** START RECORD EXTRACTS **

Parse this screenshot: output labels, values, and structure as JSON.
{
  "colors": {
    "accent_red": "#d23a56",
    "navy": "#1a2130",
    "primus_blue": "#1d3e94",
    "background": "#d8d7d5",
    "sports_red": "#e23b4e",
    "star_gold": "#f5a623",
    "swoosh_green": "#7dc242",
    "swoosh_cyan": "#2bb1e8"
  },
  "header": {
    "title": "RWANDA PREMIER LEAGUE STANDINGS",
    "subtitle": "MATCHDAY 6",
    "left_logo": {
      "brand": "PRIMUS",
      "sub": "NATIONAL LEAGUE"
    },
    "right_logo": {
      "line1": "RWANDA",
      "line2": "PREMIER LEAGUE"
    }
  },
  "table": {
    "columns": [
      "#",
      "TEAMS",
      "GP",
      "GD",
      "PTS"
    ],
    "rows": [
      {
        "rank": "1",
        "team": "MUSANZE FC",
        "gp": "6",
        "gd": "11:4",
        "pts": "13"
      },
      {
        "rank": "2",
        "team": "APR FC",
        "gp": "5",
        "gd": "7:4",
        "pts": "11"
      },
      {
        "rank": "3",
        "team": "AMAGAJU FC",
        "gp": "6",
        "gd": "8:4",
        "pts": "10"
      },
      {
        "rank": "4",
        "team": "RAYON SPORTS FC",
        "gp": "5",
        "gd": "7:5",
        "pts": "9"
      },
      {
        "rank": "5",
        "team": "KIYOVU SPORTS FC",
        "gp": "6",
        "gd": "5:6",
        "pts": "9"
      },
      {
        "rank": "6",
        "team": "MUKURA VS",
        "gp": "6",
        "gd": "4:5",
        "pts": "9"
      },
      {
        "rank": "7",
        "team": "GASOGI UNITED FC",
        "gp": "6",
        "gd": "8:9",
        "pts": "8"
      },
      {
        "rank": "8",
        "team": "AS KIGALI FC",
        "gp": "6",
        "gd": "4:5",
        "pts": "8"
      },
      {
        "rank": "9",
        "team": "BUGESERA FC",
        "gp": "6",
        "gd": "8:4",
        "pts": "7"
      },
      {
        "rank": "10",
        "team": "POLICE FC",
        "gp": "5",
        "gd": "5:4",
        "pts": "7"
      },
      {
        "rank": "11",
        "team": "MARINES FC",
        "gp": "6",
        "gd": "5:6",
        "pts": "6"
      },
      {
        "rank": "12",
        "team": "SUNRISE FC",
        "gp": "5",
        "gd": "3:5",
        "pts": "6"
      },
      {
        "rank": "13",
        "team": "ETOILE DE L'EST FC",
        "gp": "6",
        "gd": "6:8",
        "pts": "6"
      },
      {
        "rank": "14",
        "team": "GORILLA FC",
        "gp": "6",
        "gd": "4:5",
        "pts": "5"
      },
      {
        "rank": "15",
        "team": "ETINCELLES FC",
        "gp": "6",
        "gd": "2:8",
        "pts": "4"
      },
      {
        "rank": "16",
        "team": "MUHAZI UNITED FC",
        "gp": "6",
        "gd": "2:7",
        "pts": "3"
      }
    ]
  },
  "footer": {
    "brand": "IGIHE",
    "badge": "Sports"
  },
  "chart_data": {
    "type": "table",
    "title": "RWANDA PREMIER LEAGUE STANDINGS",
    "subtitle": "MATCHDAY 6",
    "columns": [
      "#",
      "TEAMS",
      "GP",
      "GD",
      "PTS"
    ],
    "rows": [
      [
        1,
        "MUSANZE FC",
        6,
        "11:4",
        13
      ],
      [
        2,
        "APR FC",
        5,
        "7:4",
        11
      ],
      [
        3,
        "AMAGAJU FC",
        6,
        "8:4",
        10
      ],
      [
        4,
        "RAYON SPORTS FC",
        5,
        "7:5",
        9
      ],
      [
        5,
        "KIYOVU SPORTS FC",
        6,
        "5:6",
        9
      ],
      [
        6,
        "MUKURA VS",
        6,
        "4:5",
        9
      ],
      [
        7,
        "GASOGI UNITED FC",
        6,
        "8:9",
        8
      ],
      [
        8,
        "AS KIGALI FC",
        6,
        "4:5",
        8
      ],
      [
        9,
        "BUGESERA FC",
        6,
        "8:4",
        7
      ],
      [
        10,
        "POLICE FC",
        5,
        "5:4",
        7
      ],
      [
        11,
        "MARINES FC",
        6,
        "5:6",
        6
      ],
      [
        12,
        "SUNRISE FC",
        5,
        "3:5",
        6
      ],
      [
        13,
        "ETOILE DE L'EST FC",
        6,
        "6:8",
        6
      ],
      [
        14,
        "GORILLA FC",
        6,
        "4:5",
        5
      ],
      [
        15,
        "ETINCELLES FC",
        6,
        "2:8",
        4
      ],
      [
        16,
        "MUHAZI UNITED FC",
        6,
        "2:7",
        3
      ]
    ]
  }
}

** END RECORD EXTRACTS **

__WRITTEN PROBLEM__: Repeat each record exactly. Omit nothing.

__OUTPUT__:
Parse this screenshot: output labels, values, and structure as JSON.
{
  "colors": {
    "accent_red": "#d23a56",
    "navy": "#1a2130",
    "primus_blue": "#1d3e94",
    "background": "#d8d7d5",
    "sports_red": "#e23b4e",
    "star_gold": "#f5a623",
    "swoosh_green": "#7dc242",
    "swoosh_cyan": "#2bb1e8"
  },
  "header": {
    "title": "RWANDA PREMIER LEAGUE STANDINGS",
    "subtitle": "MATCHDAY 6",
    "left_logo": {
      "brand": "PRIMUS",
      "sub": "NATIONAL LEAGUE"
    },
    "right_logo": {
      "line1": "RWANDA",
      "line2": "PREMIER LEAGUE"
    }
  },
  "table": {
    "columns": [
      "#",
      "TEAMS",
      "GP",
      "GD",
      "PTS"
    ],
    "rows": [
      {
        "rank": "1",
        "team": "MUSANZE FC",
        "gp": "6",
        "gd": "11:4",
        "pts": "13"
      },
      {
        "rank": "2",
        "team": "APR FC",
        "gp": "5",
        "gd": "7:4",
        "pts": "11"
      },
      {
        "rank": "3",
        "team": "AMAGAJU FC",
        "gp": "6",
        "gd": "8:4",
        "pts": "10"
      },
      {
        "rank": "4",
        "team": "RAYON SPORTS FC",
        "gp": "5",
        "gd": "7:5",
        "pts": "9"
      },
      {
        "rank": "5",
        "team": "KIYOVU SPORTS FC",
        "gp": "6",
        "gd": "5:6",
        "pts": "9"
      },
      {
        "rank": "6",
        "team": "MUKURA VS",
        "gp": "6",
        "gd": "4:5",
        "pts": "9"
      },
      {
        "rank": "7",
        "team": "GASOGI UNITED FC",
        "gp": "6",
        "gd": "8:9",
        "pts": "8"
      },
      {
        "rank": "8",
        "team": "AS KIGALI FC",
        "gp": "6",
        "gd": "4:5",
        "pts": "8"
      },
      {
        "rank": "9",
        "team": "BUGESERA FC",
        "gp": "6",
        "gd": "8:4",
        "pts": "7"
      },
      {
        "rank": "10",
        "team": "POLICE FC",
        "gp": "5",
        "gd": "5:4",
        "pts": "7"
      },
      {
        "rank": "11",
        "team": "MARINES FC",
        "gp": "6",
        "gd": "5:6",
        "pts": "6"
      },
      {
        "rank": "12",
        "team": "SUNRISE FC",
        "gp": "5",
        "gd": "3:5",
        "pts": "6"
      },
      {
        "rank": "13",
        "team": "ETOILE DE L'EST FC",
        "gp": "6",
        "gd": "6:8",
        "pts": "6"
      },
      {
        "rank": "14",
        "team": "GORILLA FC",
        "gp": "6",
        "gd": "4:5",
        "pts": "5"
      },
      {
        "rank": "15",
        "team": "ETINCELLES FC",
        "gp": "6",
        "gd": "2:8",
        "pts": "4"
      },
      {
        "rank": "16",
        "team": "MUHAZI UNITED FC",
        "gp": "6",
        "gd": "2:7",
        "pts": "3"
      }
    ]
  },
  "footer": {
    "brand": "IGIHE",
    "badge": "Sports"
  },
  "chart_data": {
    "type": "table",
    "title": "RWANDA PREMIER LEAGUE STANDINGS",
    "subtitle": "MATCHDAY 6",
    "columns": [
      "#",
      "TEAMS",
      "GP",
      "GD",
      "PTS"
    ],
    "rows": [
      [
        1,
        "MUSANZE FC",
        6,
        "11:4",
        13
      ],
      [
        2,
        "APR FC",
        5,
        "7:4",
        11
      ],
      [
        3,
        "AMAGAJU FC",
        6,
        "8:4",
        10
      ],
      [
        4,
        "RAYON SPORTS FC",
        5,
        "7:5",
        9
      ],
      [
        5,
        "KIYOVU SPORTS FC",
        6,
        "5:6",
        9
      ],
      [
        6,
        "MUKURA VS",
        6,
        "4:5",
        9
      ],
      [
        7,
        "GASOGI UNITED FC",
        6,
        "8:9",
        8
      ],
      [
        8,
        "AS KIGALI FC",
        6,
        "4:5",
        8
      ],
      [
        9,
        "BUGESERA FC",
        6,
        "8:4",
        7
      ],
      [
        10,
        "POLICE FC",
        5,
        "5:4",
        7
      ],
      [
        11,
        "MARINES FC",
        6,
        "5:6",
        6
      ],
      [
        12,
        "SUNRISE FC",
        5,
        "3:5",
        6
      ],
      [
        13,
        "ETOILE DE L'EST FC",
        6,
        "6:8",
        6
      ],
      [
        14,
        "GORILLA FC",
        6,
        "4:5",
        5
      ],
      [
        15,
        "ETINCELLES FC",
        6,
        "2:8",
        4
      ],
      [
        16,
        "MUHAZI UNITED FC",
        6,
        "2:7",
        3
      ]
    ]
  }
}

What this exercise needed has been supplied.